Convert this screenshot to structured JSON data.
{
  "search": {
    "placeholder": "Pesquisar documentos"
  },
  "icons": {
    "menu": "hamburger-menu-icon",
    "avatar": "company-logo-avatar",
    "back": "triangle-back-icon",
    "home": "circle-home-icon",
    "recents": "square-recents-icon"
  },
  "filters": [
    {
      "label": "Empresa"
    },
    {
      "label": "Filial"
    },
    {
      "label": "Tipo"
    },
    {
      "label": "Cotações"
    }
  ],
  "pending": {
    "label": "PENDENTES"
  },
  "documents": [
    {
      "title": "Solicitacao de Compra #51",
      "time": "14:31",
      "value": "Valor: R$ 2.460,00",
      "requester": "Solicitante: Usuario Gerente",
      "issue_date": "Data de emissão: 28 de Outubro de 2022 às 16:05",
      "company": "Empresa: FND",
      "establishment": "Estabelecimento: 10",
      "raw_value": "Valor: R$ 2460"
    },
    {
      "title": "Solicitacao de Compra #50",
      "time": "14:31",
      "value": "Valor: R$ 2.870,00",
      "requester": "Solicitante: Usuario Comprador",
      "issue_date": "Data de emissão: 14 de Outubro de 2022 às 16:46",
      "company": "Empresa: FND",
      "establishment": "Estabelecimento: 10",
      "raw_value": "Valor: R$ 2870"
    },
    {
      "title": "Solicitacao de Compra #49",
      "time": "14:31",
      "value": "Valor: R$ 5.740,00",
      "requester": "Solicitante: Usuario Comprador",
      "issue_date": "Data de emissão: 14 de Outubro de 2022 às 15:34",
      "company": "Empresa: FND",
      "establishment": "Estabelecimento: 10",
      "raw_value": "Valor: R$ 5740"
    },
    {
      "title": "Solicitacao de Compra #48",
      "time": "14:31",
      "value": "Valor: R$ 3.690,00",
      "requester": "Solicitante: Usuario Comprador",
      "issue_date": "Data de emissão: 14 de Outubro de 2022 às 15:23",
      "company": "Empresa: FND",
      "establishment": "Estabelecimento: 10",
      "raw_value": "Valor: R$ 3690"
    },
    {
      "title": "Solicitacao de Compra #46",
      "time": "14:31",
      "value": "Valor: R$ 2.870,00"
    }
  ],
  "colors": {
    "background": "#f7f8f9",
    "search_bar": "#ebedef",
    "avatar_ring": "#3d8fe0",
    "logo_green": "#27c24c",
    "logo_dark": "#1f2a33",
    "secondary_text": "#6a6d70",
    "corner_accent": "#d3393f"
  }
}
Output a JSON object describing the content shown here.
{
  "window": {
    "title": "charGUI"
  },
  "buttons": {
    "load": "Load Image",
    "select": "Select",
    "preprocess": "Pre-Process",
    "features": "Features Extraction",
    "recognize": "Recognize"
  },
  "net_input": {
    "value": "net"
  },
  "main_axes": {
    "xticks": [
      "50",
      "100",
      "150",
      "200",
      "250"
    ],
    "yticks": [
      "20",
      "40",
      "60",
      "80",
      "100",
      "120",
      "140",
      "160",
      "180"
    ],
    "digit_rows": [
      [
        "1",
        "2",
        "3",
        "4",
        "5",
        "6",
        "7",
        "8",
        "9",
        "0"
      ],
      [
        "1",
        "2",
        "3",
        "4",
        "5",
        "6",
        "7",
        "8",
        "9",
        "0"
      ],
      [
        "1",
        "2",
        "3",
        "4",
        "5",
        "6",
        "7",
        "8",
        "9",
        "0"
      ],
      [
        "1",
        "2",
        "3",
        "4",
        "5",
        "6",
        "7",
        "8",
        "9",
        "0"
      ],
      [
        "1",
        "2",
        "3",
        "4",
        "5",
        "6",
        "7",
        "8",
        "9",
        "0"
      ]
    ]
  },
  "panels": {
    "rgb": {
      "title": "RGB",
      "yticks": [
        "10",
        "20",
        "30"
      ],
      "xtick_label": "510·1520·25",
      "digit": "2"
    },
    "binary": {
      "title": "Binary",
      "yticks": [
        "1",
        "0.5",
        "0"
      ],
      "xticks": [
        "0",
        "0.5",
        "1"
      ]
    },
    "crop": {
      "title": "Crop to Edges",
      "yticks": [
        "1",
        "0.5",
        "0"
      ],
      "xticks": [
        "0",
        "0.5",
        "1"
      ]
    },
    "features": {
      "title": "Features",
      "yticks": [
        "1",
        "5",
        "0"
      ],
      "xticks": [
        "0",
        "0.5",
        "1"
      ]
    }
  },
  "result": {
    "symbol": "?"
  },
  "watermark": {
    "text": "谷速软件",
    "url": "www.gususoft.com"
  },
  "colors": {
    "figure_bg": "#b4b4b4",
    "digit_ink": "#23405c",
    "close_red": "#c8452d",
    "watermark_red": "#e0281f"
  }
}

++++++++++

● Task directions
Write out all of the records once more, exactly.

● Expected answer
Convert this screenshot to structured JSON data.
{
  "search": {
    "placeholder": "Pesquisar documentos"
  },
  "icons": {
    "menu": "hamburger-menu-icon",
    "avatar": "company-logo-avatar",
    "back": "triangle-back-icon",
    "home": "circle-home-icon",
    "recents": "square-recents-icon"
  },
  "filters": [
    {
      "label": "Empresa"
    },
    {
      "label": "Filial"
    },
    {
      "label": "Tipo"
    },
    {
      "label": "Cotações"
    }
  ],
  "pending": {
    "label": "PENDENTES"
  },
  "documents": [
    {
      "title": "Solicitacao de Compra #51",
      "time": "14:31",
      "value": "Valor: R$ 2.460,00",
      "requester": "Solicitante: Usuario Gerente",
      "issue_date": "Data de emissão: 28 de Outubro de 2022 às 16:05",
      "company": "Empresa: FND",
      "establishment": "Estabelecimento: 10",
      "raw_value": "Valor: R$ 2460"
    },
    {
      "title": "Solicitacao de Compra #50",
      "time": "14:31",
      "value": "Valor: R$ 2.870,00",
      "requester": "Solicitante: Usuario Comprador",
      "issue_date": "Data de emissão: 14 de Outubro de 2022 às 16:46",
      "company": "Empresa: FND",
      "establishment": "Estabelecimento: 10",
      "raw_value": "Valor: R$ 2870"
    },
    {
      "title": "Solicitacao de Compra #49",
      "time": "14:31",
      "value": "Valor: R$ 5.740,00",
      "requester": "Solicitante: Usuario Comprador",
      "issue_date": "Data de emissão: 14 de Outubro de 2022 às 15:34",
      "company": "Empresa: FND",
      "establishment": "Estabelecimento: 10",
      "raw_value": "Valor: R$ 5740"
    },
    {
      "title": "Solicitacao de Compra #48",
      "time": "14:31",
      "value": "Valor: R$ 3.690,00",
      "requester": "Solicitante: Usuario Comprador",
      "issue_date": "Data de emissão: 14 de Outubro de 2022 às 15:23",
      "company": "Empresa: FND",
      "establishment": "Estabelecimento: 10",
      "raw_value": "Valor: R$ 3690"
    },
    {
      "title": "Solicitacao de Compra #46",
      "time": "14:31",
      "value": "Valor: R$ 2.870,00"
    }
  ],
  "colors": {
    "background": "#f7f8f9",
    "search_bar": "#ebedef",
    "avatar_ring": "#3d8fe0",
    "logo_green": "#27c24c",
    "logo_dark": "#1f2a33",
    "secondary_text": "#6a6d70",
    "corner_accent": "#d3393f"
  }
}
Output a JSON object describing the content shown here.
{
  "window": {
    "title": "charGUI"
  },
  "buttons": {
    "load": "Load Image",
    "select": "Select",
    "preprocess": "Pre-Process",
    "features": "Features Extraction",
    "recognize": "Recognize"
  },
  "net_input": {
    "value": "net"
  },
  "main_axes": {
    "xticks": [
      "50",
      "100",
      "150",
      "200",
      "250"
    ],
    "yticks": [
      "20",
      "40",
      "60",
      "80",
      "100",
      "120",
      "140",
      "160",
      "180"
    ],
    "digit_rows": [
      [
        "1",
        "2",
        "3",
        "4",
        "5",
        "6",
        "7",
        "8",
        "9",
        "0"
      ],
      [
        "1",
        "2",
        "3",
        "4",
        "5",
        "6",
        "7",
        "8",
        "9",
        "0"
      ],
      [
        "1",
        "2",
        "3",
        "4",
        "5",
        "6",
        "7",
        "8",
        "9",
        "0"
      ],
      [
        "1",
        "2",
        "3",
        "4",
        "5",
        "6",
        "7",
        "8",
        "9",
        "0"
      ],
      [
        "1",
        "2",
        "3",
        "4",
        "5",
        "6",
        "7",
        "8",
        "9",
        "0"
      ]
    ]
  },
  "panels": {
    "rgb": {
      "title": "RGB",
      "yticks": [
        "10",
        "20",
        "30"
      ],
      "xtick_label": "510·1520·25",
      "digit": "2"
    },
    "binary": {
      "title": "Binary",
      "yticks": [
        "1",
        "0.5",
        "0"
      ],
      "xticks": [
        "0",
        "0.5",
        "1"
      ]
    },
    "crop": {
      "title": "Crop to Edges",
      "yticks": [
        "1",
        "0.5",
        "0"
      ],
      "xticks": [
        "0",
        "0.5",
        "1"
      ]
    },
    "features": {
      "title": "Features",
      "yticks": [
        "1",
        "5",
        "0"
      ],
      "xticks": [
        "0",
        "0.5",
        "1"
      ]
    }
  },
  "result": {
    "symbol": "?"
  },
  "watermark": {
    "text": "谷速软件",
    "url": "www.gususoft.com"
  },
  "colors": {
    "figure_bg": "#b4b4b4",
    "digit_ink": "#23405c",
    "close_red": "#c8452d",
    "watermark_red": "#e0281f"
  }
}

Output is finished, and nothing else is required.